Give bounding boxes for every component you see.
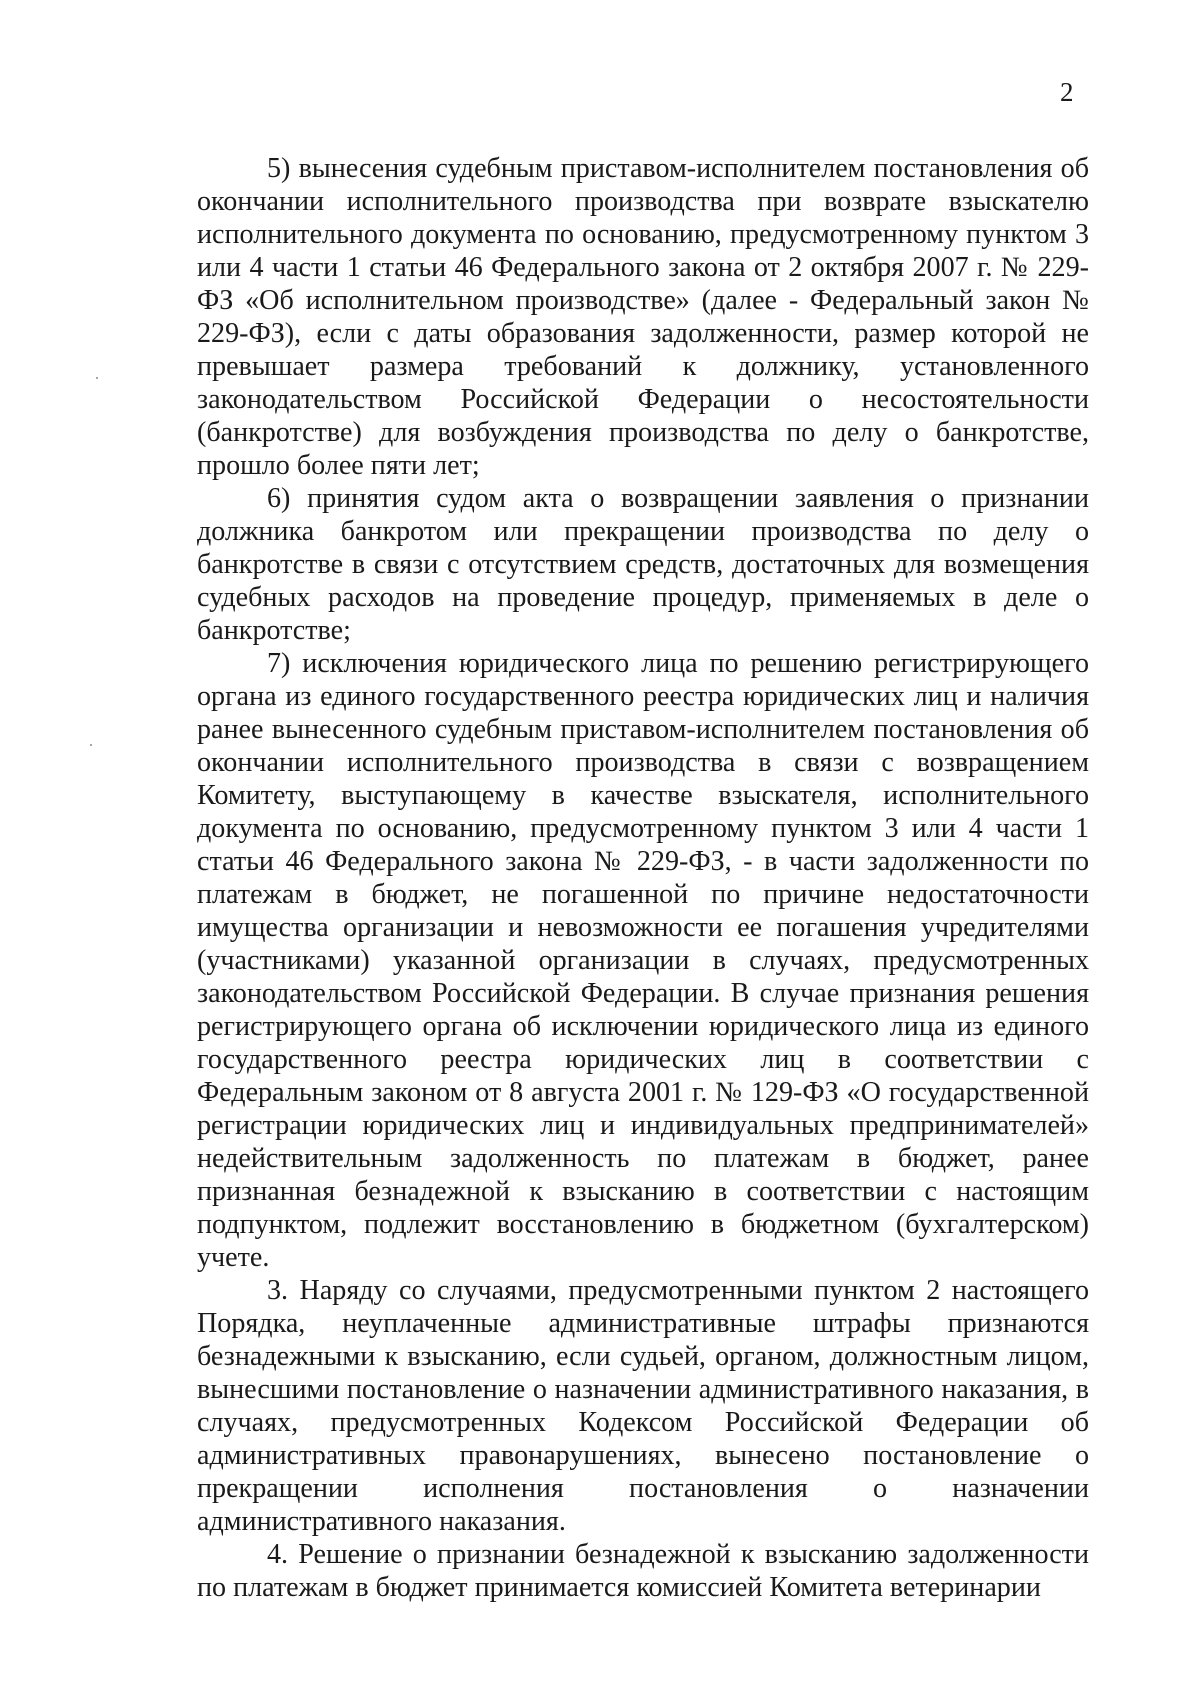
paragraph-subpoint-7: 7) исключения юридического лица по решению регистрирующего органа из единого государственного реестра юридических лиц и наличия ранее вынесенного судебным приставом-исполнителем постановления об окончании исполнительного производства в связи с возвращением Комитету, выступающему в качестве взыскателя, исполнительного документа по основанию, предусмотренному пунктом 3 или 4 части 1 статьи 46 Федерального закона № 229-ФЗ, - в части задолженности по платежам в бюджет, не погашенной по причине недостаточности имущества организации и невозможности ее погашения учредителями (участниками) указанной организации в случаях, предусмотренных законодательством Российской Федерации. В случае признания решения регистрирующего органа об исключении юридического лица из единого государственного реестра юридических лиц в соответствии с Федеральным законом от 8 августа 2001 г. № 129-ФЗ «О государственной регистрации юридических лиц и индивидуальных предпринимателей» недействительным задолженность по платежам в бюджет, ранее признанная безнадежной к взысканию в соответствии с настоящим подпунктом, подлежит восстановлению в бюджетном (бухгалтерском) учете. <box>197 648 1089 1273</box>
scan-speck <box>96 377 98 379</box>
page-number: 2 <box>1060 77 1074 107</box>
paragraph-subpoint-6: 6) принятия судом акта о возвращении заявления о признании должника банкротом или прекращении производства по делу о банкротстве в связи с отсутствием средств, достаточных для возмещения судебных расходов на проведение процедур, применяемых в деле о банкротстве; <box>197 483 1089 646</box>
paragraph-point-3: 3. Наряду со случаями, предусмотренными пунктом 2 настоящего Порядка, неуплаченные административные штрафы признаются безнадежными к взысканию, если судьей, органом, должностным лицом, вынесшими постановление о назначении административного наказания, в случаях, предусмотренных Кодексом Российской Федерации об административных правонарушениях, вынесено постановление о прекращении исполнения постановления о назначении административного наказания. <box>197 1275 1089 1537</box>
document-body <box>197 152 1089 1604</box>
paragraph-subpoint-5: 5) вынесения судебным приставом-исполнителем постановления об окончании исполнительного производства при возврате взыскателю исполнительного документа по основанию, предусмотренному пунктом 3 или 4 части 1 статьи 46 Федерального закона от 2 октября 2007 г. № 229-ФЗ «Об исполнительном производстве» (далее - Федеральный закон № 229-ФЗ), если с даты образования задолженности, размер которой не превышает размера требований к должнику, установленного законодательством Российской Федерации о несостоятельности (банкротстве) для возбуждения производства по делу о банкротстве, прошло более пяти лет; <box>197 153 1089 481</box>
scan-speck <box>90 744 92 746</box>
paragraph-point-4: 4. Решение о признании безнадежной к взысканию задолженности по платежам в бюджет принимается комиссией Комитета ветеринарии <box>197 1539 1089 1603</box>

EXERCISE REQUIREMENTS –
Reproduce the records above with every "scan-speck" swapped for "scan-dot" and nothing else changed. Omit the pictures.

ANSWER FOR THE TASK –
Give bounding boxes for every component you see.
paragraph-subpoint-7: 7) исключения юридического лица по решению регистрирующего органа из единого государственного реестра юридических лиц и наличия ранее вынесенного судебным приставом-исполнителем постановления об окончании исполнительного производства в связи с возвращением Комитету, выступающему в качестве взыскателя, исполнительного документа по основанию, предусмотренному пунктом 3 или 4 части 1 статьи 46 Федерального закона № 229-ФЗ, - в части задолженности по платежам в бюджет, не погашенной по причине недостаточности имущества организации и невозможности ее погашения учредителями (участниками) указанной организации в случаях, предусмотренных законодательством Российской Федерации. В случае признания решения регистрирующего органа об исключении юридического лица из единого государственного реестра юридических лиц в соответствии с Федеральным законом от 8 августа 2001 г. № 129-ФЗ «О государственной регистрации юридических лиц и индивидуальных предпринимателей» недействительным задолженность по платежам в бюджет, ранее признанная безнадежной к взысканию в соответствии с настоящим подпунктом, подлежит восстановлению в бюджетном (бухгалтерском) учете. <box>197 648 1089 1273</box>
scan-dot <box>96 377 98 379</box>
page-number: 2 <box>1060 77 1074 107</box>
paragraph-subpoint-6: 6) принятия судом акта о возвращении заявления о признании должника банкротом или прекращении производства по делу о банкротстве в связи с отсутствием средств, достаточных для возмещения судебных расходов на проведение процедур, применяемых в деле о банкротстве; <box>197 483 1089 646</box>
paragraph-point-3: 3. Наряду со случаями, предусмотренными пунктом 2 настоящего Порядка, неуплаченные административные штрафы признаются безнадежными к взысканию, если судьей, органом, должностным лицом, вынесшими постановление о назначении административного наказания, в случаях, предусмотренных Кодексом Российской Федерации об административных правонарушениях, вынесено постановление о прекращении исполнения постановления о назначении административного наказания. <box>197 1275 1089 1537</box>
document-body <box>197 152 1089 1604</box>
paragraph-subpoint-5: 5) вынесения судебным приставом-исполнителем постановления об окончании исполнительного производства при возврате взыскателю исполнительного документа по основанию, предусмотренному пунктом 3 или 4 части 1 статьи 46 Федерального закона от 2 октября 2007 г. № 229-ФЗ «Об исполнительном производстве» (далее - Федеральный закон № 229-ФЗ), если с даты образования задолженности, размер которой не превышает размера требований к должнику, установленного законодательством Российской Федерации о несостоятельности (банкротстве) для возбуждения производства по делу о банкротстве, прошло более пяти лет; <box>197 153 1089 481</box>
scan-dot <box>90 744 92 746</box>
paragraph-point-4: 4. Решение о признании безнадежной к взысканию задолженности по платежам в бюджет принимается комиссией Комитета ветеринарии <box>197 1539 1089 1603</box>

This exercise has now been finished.